## start Extracted entries

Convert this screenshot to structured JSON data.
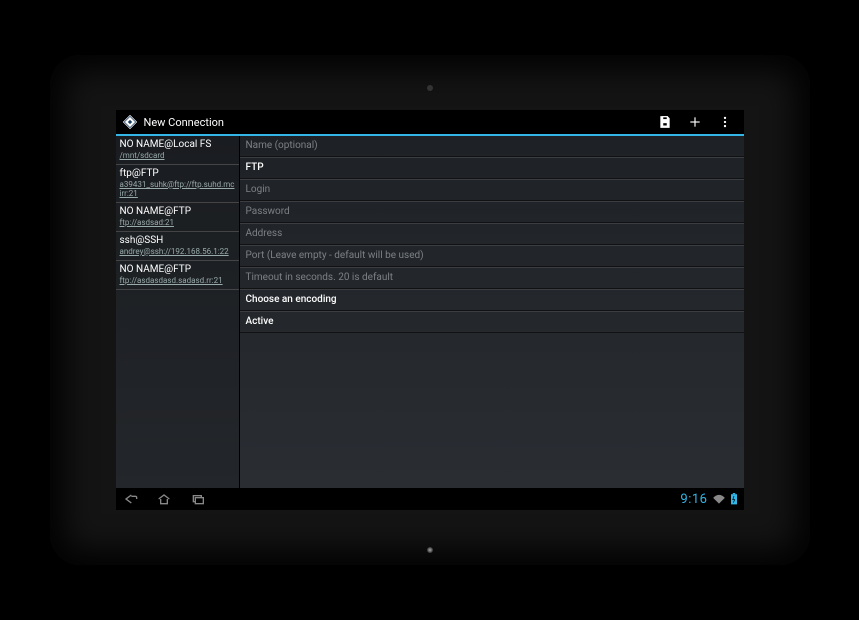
{
  "header": {
    "title": "New Connection"
  },
  "sidebar": {
    "items": [
      {
        "title": "NO NAME@Local FS",
        "sub": "/mnt/sdcard"
      },
      {
        "title": "ftp@FTP",
        "sub": "a39431_suhk@ftp://ftp.suhd.mcirr:21"
      },
      {
        "title": "NO NAME@FTP",
        "sub": "ftp://asdsad:21"
      },
      {
        "title": "ssh@SSH",
        "sub": "andrey@ssh://192.168.56.1:22"
      },
      {
        "title": "NO NAME@FTP",
        "sub": "ftp://asdasdasd.sadasd.rr:21"
      }
    ]
  },
  "form": {
    "name_placeholder": "Name (optional)",
    "protocol": "FTP",
    "login_placeholder": "Login",
    "password_placeholder": "Password",
    "address_placeholder": "Address",
    "port_placeholder": "Port (Leave empty - default will be used)",
    "timeout_placeholder": "Timeout in seconds. 20 is default",
    "encoding_label": "Choose an encoding",
    "mode_label": "Active"
  },
  "status": {
    "clock": "9:16"
  }
}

## end Extracted entries

#### Requirements:
Your answer should be a single number: the count of lines holding the word "title".

#### Answer:
6